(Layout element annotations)
◆ ◆ ◆
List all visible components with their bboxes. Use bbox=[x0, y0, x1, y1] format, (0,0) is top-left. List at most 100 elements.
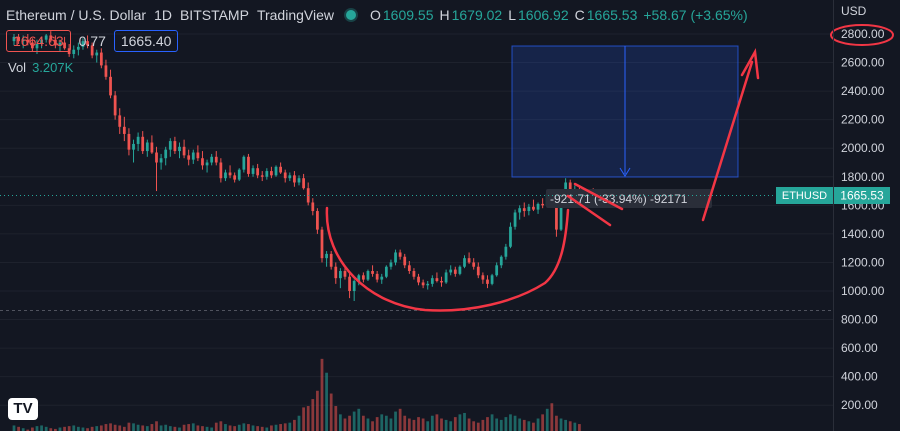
legend-header: Ethereum / U.S. Dollar 1D BITSTAMP Tradi… bbox=[6, 5, 754, 25]
target-price-circle[interactable] bbox=[830, 24, 894, 46]
cup-curve-drawing[interactable] bbox=[325, 206, 570, 312]
volume-bar bbox=[90, 426, 94, 431]
volume-bar bbox=[242, 423, 246, 431]
candle bbox=[136, 132, 140, 152]
volume-bar bbox=[444, 419, 448, 431]
candle bbox=[513, 209, 517, 230]
candle-body bbox=[76, 46, 80, 50]
candle bbox=[168, 138, 172, 157]
candle-body bbox=[384, 266, 388, 277]
candle-body bbox=[251, 168, 255, 174]
candle-body bbox=[403, 256, 407, 266]
volume-bar bbox=[26, 429, 30, 431]
candle bbox=[17, 34, 20, 44]
volume-bar bbox=[99, 425, 103, 431]
price-axis[interactable]: USD 200.00 400.00 600.00 800.00 1000.00 1200.… bbox=[776, 0, 890, 431]
volume-bar bbox=[136, 424, 140, 431]
candle-body bbox=[476, 266, 480, 276]
tradingview-logo-icon[interactable]: TV bbox=[8, 398, 38, 420]
volume-bar bbox=[426, 421, 430, 431]
volume-bar bbox=[325, 372, 328, 431]
candle-body bbox=[509, 226, 512, 247]
volume-bar bbox=[555, 415, 558, 431]
candle-body bbox=[145, 142, 149, 152]
volume-bar bbox=[293, 419, 296, 431]
candle bbox=[187, 149, 191, 166]
candle bbox=[251, 165, 255, 177]
candle-body bbox=[40, 39, 43, 44]
volume-bar bbox=[155, 421, 158, 431]
candle bbox=[444, 269, 448, 284]
close-key: C bbox=[574, 7, 585, 23]
candle-body bbox=[297, 178, 301, 183]
candle-body bbox=[522, 208, 526, 212]
candle-body bbox=[316, 211, 319, 230]
candle bbox=[159, 153, 163, 170]
volume-bar bbox=[58, 427, 62, 431]
measure-label-box bbox=[546, 189, 712, 208]
candle-body bbox=[320, 229, 324, 259]
candle-body bbox=[72, 49, 76, 54]
buy-price-button[interactable]: 1665.40 bbox=[113, 30, 179, 52]
candle bbox=[504, 243, 508, 260]
candle-body bbox=[481, 275, 485, 280]
sell-price-button[interactable]: 1664.63 bbox=[6, 30, 71, 52]
volume-bar bbox=[550, 403, 554, 431]
candle-body bbox=[219, 162, 223, 179]
candle bbox=[237, 168, 241, 182]
target-arrow-line[interactable] bbox=[701, 60, 754, 222]
candle-body bbox=[518, 208, 522, 213]
candle bbox=[486, 275, 489, 289]
volume-bar bbox=[104, 424, 108, 431]
volume-bar bbox=[283, 423, 287, 431]
volume-bar bbox=[145, 426, 149, 431]
candle bbox=[76, 42, 80, 56]
candle-body bbox=[288, 175, 292, 179]
candle bbox=[435, 272, 439, 283]
volume-bar bbox=[31, 427, 34, 431]
market-status-icon bbox=[345, 10, 356, 20]
volume-bar bbox=[279, 424, 282, 431]
handle-line-lower[interactable] bbox=[566, 194, 612, 227]
candle bbox=[233, 172, 237, 183]
candle-body bbox=[348, 276, 351, 291]
candle bbox=[481, 272, 485, 284]
candle-body bbox=[283, 172, 287, 179]
candle bbox=[86, 35, 89, 49]
chart-grid bbox=[0, 33, 833, 406]
candle bbox=[127, 128, 131, 156]
volume-bar bbox=[21, 428, 25, 431]
candle-body bbox=[334, 266, 338, 279]
candle-body bbox=[486, 279, 489, 284]
volume-bar bbox=[513, 415, 517, 431]
symbol-name[interactable]: Ethereum / U.S. Dollar bbox=[6, 7, 147, 23]
user-drawings[interactable] bbox=[325, 24, 894, 312]
candle bbox=[403, 253, 407, 269]
volume-bar bbox=[12, 425, 16, 431]
volume-bar bbox=[265, 427, 269, 431]
interval-label[interactable]: 1D bbox=[154, 7, 172, 23]
volume-bar bbox=[164, 424, 168, 431]
target-arrow-head[interactable] bbox=[740, 48, 760, 80]
candle-body bbox=[214, 156, 218, 163]
volume-bar bbox=[251, 425, 255, 431]
candle bbox=[279, 162, 282, 174]
candle bbox=[389, 259, 393, 270]
candle bbox=[109, 69, 112, 99]
handle-line-upper[interactable] bbox=[573, 182, 624, 211]
volume-bar bbox=[81, 427, 85, 431]
candle-body bbox=[458, 266, 462, 274]
candle-body bbox=[352, 281, 356, 291]
candle bbox=[463, 255, 466, 269]
volume-bar bbox=[233, 426, 237, 431]
candle bbox=[490, 273, 494, 286]
candle bbox=[63, 36, 66, 50]
price-range-measure[interactable] bbox=[511, 45, 739, 178]
volume-bar bbox=[407, 418, 411, 431]
candle bbox=[141, 131, 145, 154]
candle-body bbox=[527, 206, 531, 212]
candle-body bbox=[417, 276, 420, 283]
candle bbox=[316, 208, 319, 234]
candle-body bbox=[224, 172, 227, 179]
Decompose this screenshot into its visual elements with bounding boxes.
◆ ◆ ◆
▶ **What this task involves**
Write out every entry above word for word, omitting the pictures.

▶ **Solution to this task**
List all visible components with their bboxes. Use bbox=[x0, y0, x1, y1] format, (0,0) is top-left. List at most 100 elements.
legend-header: Ethereum / U.S. Dollar 1D BITSTAMP Tradi… bbox=[6, 5, 754, 25]
target-price-circle[interactable] bbox=[830, 24, 894, 46]
cup-curve-drawing[interactable] bbox=[325, 206, 570, 312]
volume-bar bbox=[90, 426, 94, 431]
volume-bar bbox=[242, 423, 246, 431]
candle bbox=[136, 132, 140, 152]
volume-bar bbox=[444, 419, 448, 431]
candle bbox=[513, 209, 517, 230]
candle-body bbox=[76, 46, 80, 50]
candle bbox=[168, 138, 172, 157]
candle-body bbox=[384, 266, 388, 277]
candle-body bbox=[251, 168, 255, 174]
candle-body bbox=[403, 256, 407, 266]
volume-bar bbox=[26, 429, 30, 431]
candle bbox=[17, 34, 20, 44]
volume-bar bbox=[99, 425, 103, 431]
price-axis[interactable]: USD 200.00 400.00 600.00 800.00 1000.00 1200.… bbox=[776, 0, 890, 431]
volume-bar bbox=[136, 424, 140, 431]
candle-body bbox=[476, 266, 480, 276]
tradingview-logo-icon[interactable]: TV bbox=[8, 398, 38, 420]
volume-bar bbox=[426, 421, 430, 431]
volume-bar bbox=[325, 372, 328, 431]
candle-body bbox=[509, 226, 512, 247]
volume-bar bbox=[555, 415, 558, 431]
candle-body bbox=[145, 142, 149, 152]
volume-bar bbox=[293, 419, 296, 431]
candle bbox=[187, 149, 191, 166]
candle bbox=[251, 165, 255, 177]
candle-body bbox=[40, 39, 43, 44]
volume-bar bbox=[155, 421, 158, 431]
candle bbox=[444, 269, 448, 284]
close-key: C bbox=[574, 7, 585, 23]
candle-body bbox=[297, 178, 301, 183]
candle-body bbox=[522, 208, 526, 212]
candle-body bbox=[316, 211, 319, 230]
candle bbox=[159, 153, 163, 170]
volume-bar bbox=[58, 427, 62, 431]
measure-label-box bbox=[546, 189, 712, 208]
candle-body bbox=[320, 229, 324, 259]
candle-body bbox=[72, 49, 76, 54]
buy-price-button[interactable]: 1665.40 bbox=[113, 30, 179, 52]
candle bbox=[504, 243, 508, 260]
candle-body bbox=[481, 275, 485, 280]
sell-price-button[interactable]: 1664.63 bbox=[6, 30, 71, 52]
volume-bar bbox=[550, 403, 554, 431]
candle-body bbox=[219, 162, 223, 179]
candle bbox=[237, 168, 241, 182]
target-arrow-line[interactable] bbox=[701, 60, 754, 222]
candle-body bbox=[518, 208, 522, 213]
candle bbox=[486, 275, 489, 289]
volume-bar bbox=[104, 424, 108, 431]
volume-bar bbox=[283, 423, 287, 431]
volume-bar bbox=[145, 426, 149, 431]
candle bbox=[76, 42, 80, 56]
candle-body bbox=[288, 175, 292, 179]
candle bbox=[435, 272, 439, 283]
volume-bar bbox=[31, 427, 34, 431]
market-status-icon bbox=[345, 10, 356, 20]
volume-bar bbox=[279, 424, 282, 431]
handle-line-lower[interactable] bbox=[566, 194, 612, 227]
candle bbox=[233, 172, 237, 183]
candle-body bbox=[348, 276, 351, 291]
candle bbox=[481, 272, 485, 284]
candle-body bbox=[283, 172, 287, 179]
candle bbox=[86, 35, 89, 49]
chart-grid bbox=[0, 33, 833, 406]
candle bbox=[127, 128, 131, 156]
volume-bar bbox=[21, 428, 25, 431]
candle-body bbox=[334, 266, 338, 279]
candle-body bbox=[486, 279, 489, 284]
volume-bar bbox=[513, 415, 517, 431]
symbol-name[interactable]: Ethereum / U.S. Dollar bbox=[6, 7, 147, 23]
user-drawings[interactable] bbox=[325, 24, 894, 312]
candle bbox=[403, 253, 407, 269]
volume-bar bbox=[12, 425, 16, 431]
volume-bar bbox=[265, 427, 269, 431]
interval-label[interactable]: 1D bbox=[154, 7, 172, 23]
volume-bar bbox=[164, 424, 168, 431]
target-arrow-head[interactable] bbox=[740, 48, 760, 80]
candle-body bbox=[214, 156, 218, 163]
volume-bar bbox=[251, 425, 255, 431]
candle bbox=[279, 162, 282, 174]
candle bbox=[389, 259, 393, 270]
candle bbox=[109, 69, 112, 99]
handle-line-upper[interactable] bbox=[573, 182, 624, 211]
volume-bar bbox=[81, 427, 85, 431]
candle-body bbox=[458, 266, 462, 274]
candle-body bbox=[352, 281, 356, 291]
candle bbox=[463, 255, 466, 269]
volume-bar bbox=[233, 426, 237, 431]
candle bbox=[490, 273, 494, 286]
candle bbox=[63, 36, 66, 50]
price-range-measure[interactable] bbox=[511, 45, 739, 178]
volume-bar bbox=[407, 418, 411, 431]
candle bbox=[141, 131, 145, 154]
candle-body bbox=[527, 206, 531, 212]
candle-body bbox=[417, 276, 420, 283]
candle bbox=[316, 208, 319, 234]
candle-body bbox=[224, 172, 227, 179]
Decompose this screenshot into its visual elements with bounding boxes.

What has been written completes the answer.